Start of Exercise inputs
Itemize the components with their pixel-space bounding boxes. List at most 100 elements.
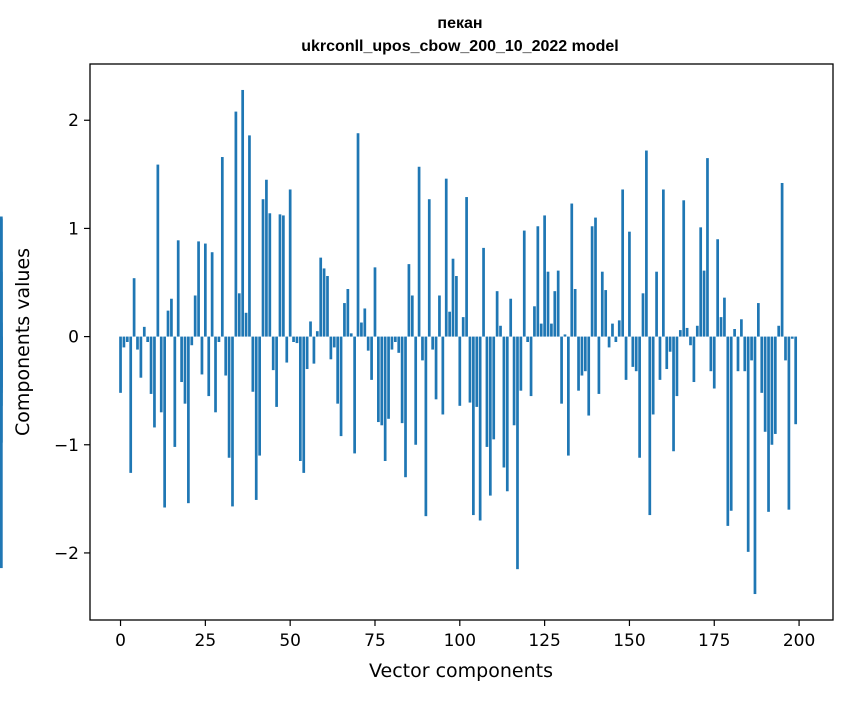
bar-125: [543, 215, 546, 337]
bar-72: [363, 308, 367, 337]
bar-19: [183, 336, 187, 404]
bar-102: [465, 197, 468, 337]
bar-5: [136, 336, 139, 350]
bar-8: [146, 336, 150, 342]
bar-7: [142, 326, 146, 337]
bar-180: [729, 336, 733, 511]
bar-152: [634, 336, 638, 372]
chart-title: пекан: [437, 15, 482, 32]
bar-87: [414, 336, 418, 445]
bar-165: [678, 330, 682, 337]
bar-150: [628, 231, 631, 337]
bar-195: [780, 182, 784, 337]
bar-70: [356, 133, 360, 337]
bar-156: [648, 336, 652, 516]
bar-85: [407, 264, 411, 337]
bar-96: [444, 178, 448, 337]
bar-130: [560, 336, 563, 404]
bar-144: [607, 336, 611, 348]
plot-frame: [89, 63, 834, 621]
bar-131: [563, 334, 567, 337]
bar-80: [390, 336, 394, 350]
y-tick-label: −1: [54, 436, 79, 456]
bar-178: [723, 297, 726, 337]
bar-103: [468, 336, 472, 403]
bar-65: [339, 336, 343, 437]
bar-66: [343, 303, 346, 337]
bar-35: [237, 293, 241, 337]
bar-127: [550, 323, 553, 337]
bar-58: [315, 331, 319, 337]
bar-186: [750, 336, 753, 361]
bar-129: [556, 270, 560, 337]
bar-57: [312, 336, 316, 364]
bar-172: [702, 270, 706, 337]
bar-60: [322, 268, 326, 337]
x-tick-label: 125: [528, 631, 560, 651]
bar-177: [719, 317, 723, 337]
bar-9: [149, 336, 153, 394]
bar-187: [753, 336, 757, 595]
bar-146: [614, 336, 618, 342]
bar-124: [539, 323, 543, 337]
bar-145: [611, 323, 614, 337]
bar-1: [122, 336, 126, 348]
bar-143: [604, 290, 608, 337]
bar-181: [733, 329, 736, 337]
bar-133: [570, 203, 574, 337]
bar-12: [159, 336, 163, 413]
bar-27: [210, 252, 214, 337]
bar-4: [132, 278, 136, 337]
bar-76: [377, 336, 380, 423]
bar-74: [370, 336, 373, 380]
bar-154: [641, 293, 645, 337]
bar-undefined: [0, 336, 3, 569]
bar-161: [665, 336, 669, 370]
bar-63: [332, 336, 336, 348]
bar-0: [119, 336, 122, 393]
bar-2: [125, 336, 129, 342]
bar-157: [651, 336, 655, 415]
bar-52: [295, 336, 299, 344]
bar-190: [763, 336, 767, 432]
bar-46: [275, 336, 278, 407]
bar-26: [207, 336, 211, 397]
bar-67: [346, 289, 350, 337]
bar-71: [360, 322, 363, 337]
y-tick-label: −2: [54, 544, 79, 564]
bar-30: [220, 157, 224, 337]
bar-151: [631, 336, 635, 367]
y-axis: −2 −1 0 1 2: [54, 111, 90, 564]
bar-197: [787, 336, 791, 510]
bar-20: [187, 336, 190, 504]
bar-undefined: [0, 336, 3, 443]
bar-132: [567, 336, 570, 456]
bar-61: [326, 276, 329, 337]
bar-135: [577, 336, 580, 391]
bar-170: [695, 325, 699, 337]
bar-141: [597, 336, 601, 394]
y-tick-label: 1: [68, 219, 79, 239]
bar-114: [505, 336, 509, 492]
bar-126: [546, 271, 550, 337]
bar-166: [682, 200, 686, 337]
bar-38: [248, 135, 251, 337]
bar-64: [336, 336, 340, 404]
bar-149: [624, 336, 628, 380]
bar-81: [393, 336, 397, 342]
bar-56: [309, 321, 312, 337]
bar-10: [153, 336, 156, 428]
bar-45: [271, 336, 275, 371]
bar-160: [662, 189, 665, 337]
bar-174: [709, 336, 713, 372]
bar-183: [740, 319, 743, 337]
bar-123: [536, 226, 540, 337]
bar-51: [292, 336, 295, 342]
bar-139: [590, 226, 594, 337]
bar-41: [258, 336, 261, 456]
bar-105: [475, 336, 479, 407]
bar-121: [529, 336, 533, 397]
bar-33: [231, 336, 234, 507]
bar-84: [404, 336, 407, 478]
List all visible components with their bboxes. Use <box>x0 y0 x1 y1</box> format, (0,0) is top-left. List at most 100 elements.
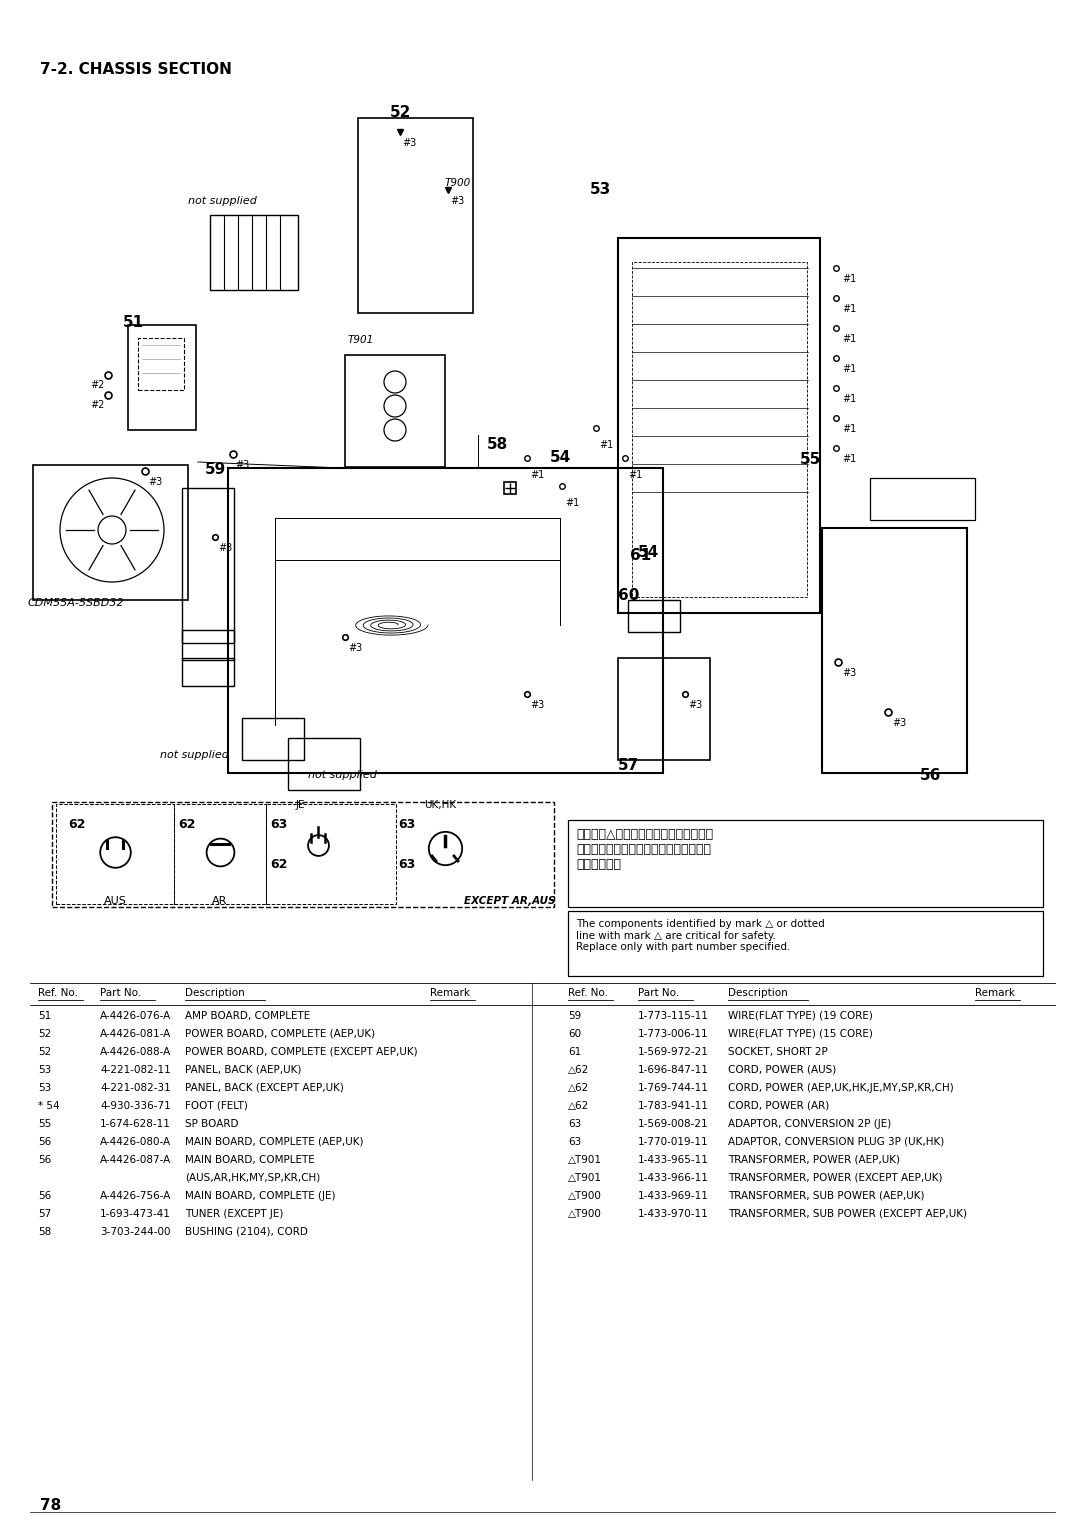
Text: AMP BOARD, COMPLETE: AMP BOARD, COMPLETE <box>185 1012 310 1021</box>
Text: ADAPTOR, CONVERSION 2P (JE): ADAPTOR, CONVERSION 2P (JE) <box>728 1118 891 1129</box>
Text: TUNER (EXCEPT JE): TUNER (EXCEPT JE) <box>185 1209 283 1219</box>
Text: (AUS,AR,HK,MY,SP,KR,CH): (AUS,AR,HK,MY,SP,KR,CH) <box>185 1174 321 1183</box>
Text: not supplied: not supplied <box>308 770 377 779</box>
Text: △T901: △T901 <box>568 1155 602 1164</box>
Text: #1: #1 <box>842 335 856 344</box>
Bar <box>632 261 807 597</box>
Text: △62: △62 <box>568 1083 590 1093</box>
Text: #2: #2 <box>90 380 105 390</box>
Text: 59: 59 <box>568 1012 581 1021</box>
Bar <box>138 338 184 390</box>
Text: CDM55A-5SBD32: CDM55A-5SBD32 <box>28 597 124 608</box>
Text: EXCEPT AR,AUS: EXCEPT AR,AUS <box>464 895 556 906</box>
Text: 1-433-965-11: 1-433-965-11 <box>638 1155 708 1164</box>
Text: 1-569-008-21: 1-569-008-21 <box>638 1118 708 1129</box>
Text: 63: 63 <box>568 1137 581 1148</box>
Bar <box>33 465 188 601</box>
Text: AUS: AUS <box>104 895 126 906</box>
Text: #3: #3 <box>235 460 249 471</box>
Text: △T900: △T900 <box>568 1190 602 1201</box>
Text: A-4426-087-A: A-4426-087-A <box>100 1155 172 1164</box>
Text: SOCKET, SHORT 2P: SOCKET, SHORT 2P <box>728 1047 827 1057</box>
Text: #3: #3 <box>530 700 544 711</box>
Bar <box>228 468 663 773</box>
Text: POWER BOARD, COMPLETE (EXCEPT AEP,UK): POWER BOARD, COMPLETE (EXCEPT AEP,UK) <box>185 1047 418 1057</box>
Text: JE: JE <box>295 801 305 810</box>
Text: 61: 61 <box>568 1047 581 1057</box>
Text: 57: 57 <box>38 1209 51 1219</box>
Text: 4-930-336-71: 4-930-336-71 <box>100 1102 171 1111</box>
Text: * 54: * 54 <box>38 1102 59 1111</box>
Text: △T901: △T901 <box>568 1174 602 1183</box>
Text: 54: 54 <box>638 545 659 559</box>
Bar <box>627 601 680 633</box>
Text: 3-703-244-00: 3-703-244-00 <box>100 1227 171 1238</box>
Text: AR: AR <box>213 895 228 906</box>
Text: Description: Description <box>185 989 245 998</box>
Text: 56: 56 <box>38 1155 51 1164</box>
Text: CORD, POWER (AUS): CORD, POWER (AUS) <box>728 1065 836 1076</box>
Text: 1-773-115-11: 1-773-115-11 <box>638 1012 708 1021</box>
Text: Part No.: Part No. <box>100 989 141 998</box>
Text: #1: #1 <box>842 274 856 284</box>
Text: 63: 63 <box>568 1118 581 1129</box>
Text: Ref. No.: Ref. No. <box>568 989 608 998</box>
Text: TRANSFORMER, SUB POWER (EXCEPT AEP,UK): TRANSFORMER, SUB POWER (EXCEPT AEP,UK) <box>728 1209 967 1219</box>
Text: 7-2. CHASSIS SECTION: 7-2. CHASSIS SECTION <box>40 63 232 76</box>
Text: 1-433-970-11: 1-433-970-11 <box>638 1209 708 1219</box>
Text: 57: 57 <box>618 758 639 773</box>
Text: 62: 62 <box>68 817 85 831</box>
Text: A-4426-076-A: A-4426-076-A <box>100 1012 172 1021</box>
Text: 58: 58 <box>487 437 509 452</box>
Text: WIRE(FLAT TYPE) (19 CORE): WIRE(FLAT TYPE) (19 CORE) <box>728 1012 873 1021</box>
Text: UK,HK: UK,HK <box>424 801 456 810</box>
Text: 55: 55 <box>38 1118 51 1129</box>
Text: PANEL, BACK (EXCEPT AEP,UK): PANEL, BACK (EXCEPT AEP,UK) <box>185 1083 343 1093</box>
Text: MAIN BOARD, COMPLETE (AEP,UK): MAIN BOARD, COMPLETE (AEP,UK) <box>185 1137 364 1148</box>
Text: 1-433-969-11: 1-433-969-11 <box>638 1190 708 1201</box>
Text: Ref. No.: Ref. No. <box>38 989 78 998</box>
Bar <box>174 804 266 905</box>
Text: #1: #1 <box>530 471 544 480</box>
Text: 1-696-847-11: 1-696-847-11 <box>638 1065 708 1076</box>
Bar <box>288 738 360 790</box>
Text: 1-693-473-41: 1-693-473-41 <box>100 1209 171 1219</box>
Text: #1: #1 <box>842 394 856 403</box>
Text: 60: 60 <box>568 1028 581 1039</box>
Text: 1-769-744-11: 1-769-744-11 <box>638 1083 708 1093</box>
Text: #1: #1 <box>842 364 856 374</box>
Text: 51: 51 <box>123 315 144 330</box>
Text: 1-783-941-11: 1-783-941-11 <box>638 1102 708 1111</box>
Text: #1: #1 <box>627 471 643 480</box>
Text: not supplied: not supplied <box>188 196 257 206</box>
Text: 1-770-019-11: 1-770-019-11 <box>638 1137 708 1148</box>
Text: 54: 54 <box>550 451 571 465</box>
Text: 1-433-966-11: 1-433-966-11 <box>638 1174 708 1183</box>
Bar <box>568 821 1043 908</box>
Text: POWER BOARD, COMPLETE (AEP,UK): POWER BOARD, COMPLETE (AEP,UK) <box>185 1028 375 1039</box>
Text: Remark: Remark <box>430 989 470 998</box>
Text: 78: 78 <box>40 1497 62 1513</box>
Text: #1: #1 <box>565 498 579 507</box>
Text: 63: 63 <box>270 817 287 831</box>
Text: A-4426-088-A: A-4426-088-A <box>100 1047 172 1057</box>
Text: A-4426-756-A: A-4426-756-A <box>100 1190 172 1201</box>
Text: T900: T900 <box>445 177 471 188</box>
Text: #3: #3 <box>148 477 162 487</box>
Text: TRANSFORMER, SUB POWER (AEP,UK): TRANSFORMER, SUB POWER (AEP,UK) <box>728 1190 924 1201</box>
Text: 63: 63 <box>399 817 415 831</box>
Text: CORD, POWER (AEP,UK,HK,JE,MY,SP,KR,CH): CORD, POWER (AEP,UK,HK,JE,MY,SP,KR,CH) <box>728 1083 954 1093</box>
Text: 52: 52 <box>38 1028 51 1039</box>
Text: 59: 59 <box>205 461 226 477</box>
Bar <box>822 529 967 773</box>
Text: △T900: △T900 <box>568 1209 602 1219</box>
Text: TRANSFORMER, POWER (EXCEPT AEP,UK): TRANSFORMER, POWER (EXCEPT AEP,UK) <box>728 1174 943 1183</box>
Text: 60: 60 <box>618 588 639 604</box>
Bar <box>568 911 1043 976</box>
Text: #3: #3 <box>218 542 232 553</box>
Text: 53: 53 <box>38 1083 51 1093</box>
Text: 1-773-006-11: 1-773-006-11 <box>638 1028 708 1039</box>
Text: 4-221-082-31: 4-221-082-31 <box>100 1083 171 1093</box>
Text: #1: #1 <box>842 454 856 465</box>
Text: A-4426-081-A: A-4426-081-A <box>100 1028 172 1039</box>
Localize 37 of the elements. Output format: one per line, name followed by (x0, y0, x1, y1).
End of Exercise inputs
### Aim of the exercise
Copy the rows from the line containing "Text: AMP BOARD, COMPLETE: AMP" through the line containing "Text: △T901: △T901 <box>568 1174", swapping "SOCKET" for "JACK" and leaving everything else the same.

### Completed task
Text: AMP BOARD, COMPLETE: AMP BOARD, COMPLETE <box>185 1012 310 1021</box>
Text: ADAPTOR, CONVERSION 2P (JE): ADAPTOR, CONVERSION 2P (JE) <box>728 1118 891 1129</box>
Text: TUNER (EXCEPT JE): TUNER (EXCEPT JE) <box>185 1209 283 1219</box>
Text: (AUS,AR,HK,MY,SP,KR,CH): (AUS,AR,HK,MY,SP,KR,CH) <box>185 1174 321 1183</box>
Text: not supplied: not supplied <box>308 770 377 779</box>
Text: △T901: △T901 <box>568 1155 602 1164</box>
Text: #1: #1 <box>842 335 856 344</box>
Bar <box>632 261 807 597</box>
Text: △62: △62 <box>568 1083 590 1093</box>
Text: #2: #2 <box>90 380 105 390</box>
Text: 59: 59 <box>568 1012 581 1021</box>
Bar <box>138 338 184 390</box>
Text: CDM55A-5SBD32: CDM55A-5SBD32 <box>28 597 124 608</box>
Text: EXCEPT AR,AUS: EXCEPT AR,AUS <box>464 895 556 906</box>
Text: 1-433-965-11: 1-433-965-11 <box>638 1155 708 1164</box>
Text: 1-569-008-21: 1-569-008-21 <box>638 1118 708 1129</box>
Text: 63: 63 <box>568 1137 581 1148</box>
Bar <box>33 465 188 601</box>
Text: AUS: AUS <box>104 895 126 906</box>
Text: #3: #3 <box>235 460 249 471</box>
Text: △T900: △T900 <box>568 1190 602 1201</box>
Text: A-4426-087-A: A-4426-087-A <box>100 1155 172 1164</box>
Text: JACK, SHORT 2P: JACK, SHORT 2P <box>728 1047 827 1057</box>
Text: #3: #3 <box>530 700 544 711</box>
Bar <box>228 468 663 773</box>
Text: POWER BOARD, COMPLETE (EXCEPT AEP,UK): POWER BOARD, COMPLETE (EXCEPT AEP,UK) <box>185 1047 418 1057</box>
Text: JE: JE <box>295 801 305 810</box>
Text: 61: 61 <box>568 1047 581 1057</box>
Text: 57: 57 <box>38 1209 51 1219</box>
Text: 4-930-336-71: 4-930-336-71 <box>100 1102 171 1111</box>
Text: * 54: * 54 <box>38 1102 59 1111</box>
Text: △T901: △T901 <box>568 1174 602 1183</box>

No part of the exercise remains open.